═════ Data supplied
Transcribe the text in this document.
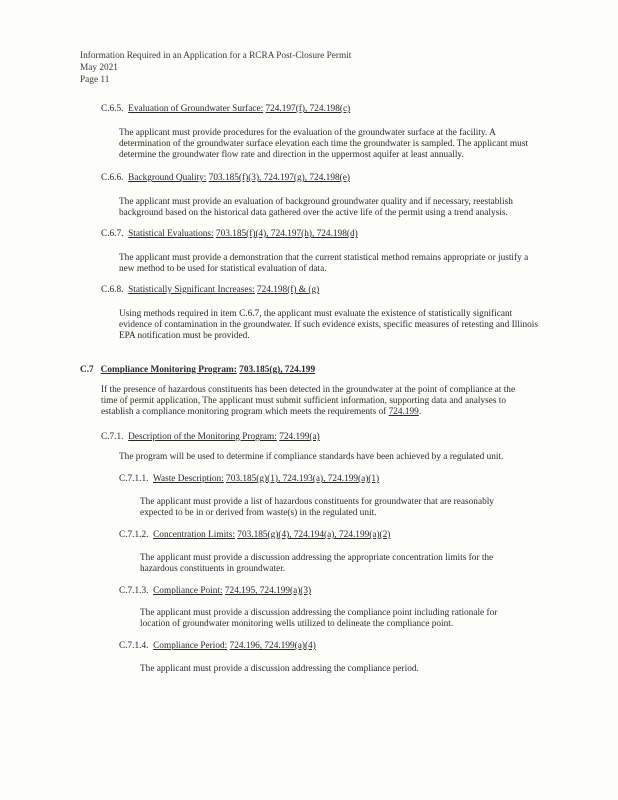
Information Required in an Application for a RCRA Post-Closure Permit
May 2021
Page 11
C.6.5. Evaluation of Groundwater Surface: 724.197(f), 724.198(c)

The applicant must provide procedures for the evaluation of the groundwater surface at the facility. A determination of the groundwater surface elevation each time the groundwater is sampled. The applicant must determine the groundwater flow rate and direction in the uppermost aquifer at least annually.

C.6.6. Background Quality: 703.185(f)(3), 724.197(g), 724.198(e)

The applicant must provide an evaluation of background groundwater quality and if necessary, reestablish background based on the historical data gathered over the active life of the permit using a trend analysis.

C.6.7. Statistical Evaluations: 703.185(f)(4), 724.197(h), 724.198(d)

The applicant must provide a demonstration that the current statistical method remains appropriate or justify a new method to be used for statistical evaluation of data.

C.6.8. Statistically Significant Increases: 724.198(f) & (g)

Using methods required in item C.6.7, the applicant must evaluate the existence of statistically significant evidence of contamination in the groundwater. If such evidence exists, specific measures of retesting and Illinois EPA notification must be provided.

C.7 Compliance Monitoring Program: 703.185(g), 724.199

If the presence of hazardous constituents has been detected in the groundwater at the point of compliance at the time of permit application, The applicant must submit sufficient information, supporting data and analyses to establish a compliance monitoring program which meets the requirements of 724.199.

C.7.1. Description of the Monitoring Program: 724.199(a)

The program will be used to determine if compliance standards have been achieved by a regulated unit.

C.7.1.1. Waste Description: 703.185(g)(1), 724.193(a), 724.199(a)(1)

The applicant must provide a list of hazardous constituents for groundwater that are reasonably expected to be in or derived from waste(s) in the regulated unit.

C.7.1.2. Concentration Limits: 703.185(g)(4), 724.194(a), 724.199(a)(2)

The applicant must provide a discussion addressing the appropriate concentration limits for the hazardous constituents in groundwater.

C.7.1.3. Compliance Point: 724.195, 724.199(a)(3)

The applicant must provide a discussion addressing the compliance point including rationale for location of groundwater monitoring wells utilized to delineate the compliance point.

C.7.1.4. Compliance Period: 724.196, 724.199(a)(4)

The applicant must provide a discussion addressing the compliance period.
══════════
— Job —
Each entry shown above must be quoted exactly, with its pictures left out.

— Output below —
Transcribe the text in this document.
Information Required in an Application for a RCRA Post-Closure Permit
May 2021
Page 11
C.6.5. Evaluation of Groundwater Surface: 724.197(f), 724.198(c)

The applicant must provide procedures for the evaluation of the groundwater surface at the facility. A determination of the groundwater surface elevation each time the groundwater is sampled. The applicant must determine the groundwater flow rate and direction in the uppermost aquifer at least annually.

C.6.6. Background Quality: 703.185(f)(3), 724.197(g), 724.198(e)

The applicant must provide an evaluation of background groundwater quality and if necessary, reestablish background based on the historical data gathered over the active life of the permit using a trend analysis.

C.6.7. Statistical Evaluations: 703.185(f)(4), 724.197(h), 724.198(d)

The applicant must provide a demonstration that the current statistical method remains appropriate or justify a new method to be used for statistical evaluation of data.

C.6.8. Statistically Significant Increases: 724.198(f) & (g)

Using methods required in item C.6.7, the applicant must evaluate the existence of statistically significant evidence of contamination in the groundwater. If such evidence exists, specific measures of retesting and Illinois EPA notification must be provided.

C.7 Compliance Monitoring Program: 703.185(g), 724.199

If the presence of hazardous constituents has been detected in the groundwater at the point of compliance at the time of permit application, The applicant must submit sufficient information, supporting data and analyses to establish a compliance monitoring program which meets the requirements of 724.199.

C.7.1. Description of the Monitoring Program: 724.199(a)

The program will be used to determine if compliance standards have been achieved by a regulated unit.

C.7.1.1. Waste Description: 703.185(g)(1), 724.193(a), 724.199(a)(1)

The applicant must provide a list of hazardous constituents for groundwater that are reasonably expected to be in or derived from waste(s) in the regulated unit.

C.7.1.2. Concentration Limits: 703.185(g)(4), 724.194(a), 724.199(a)(2)

The applicant must provide a discussion addressing the appropriate concentration limits for the hazardous constituents in groundwater.

C.7.1.3. Compliance Point: 724.195, 724.199(a)(3)

The applicant must provide a discussion addressing the compliance point including rationale for location of groundwater monitoring wells utilized to delineate the compliance point.

C.7.1.4. Compliance Period: 724.196, 724.199(a)(4)

The applicant must provide a discussion addressing the compliance period.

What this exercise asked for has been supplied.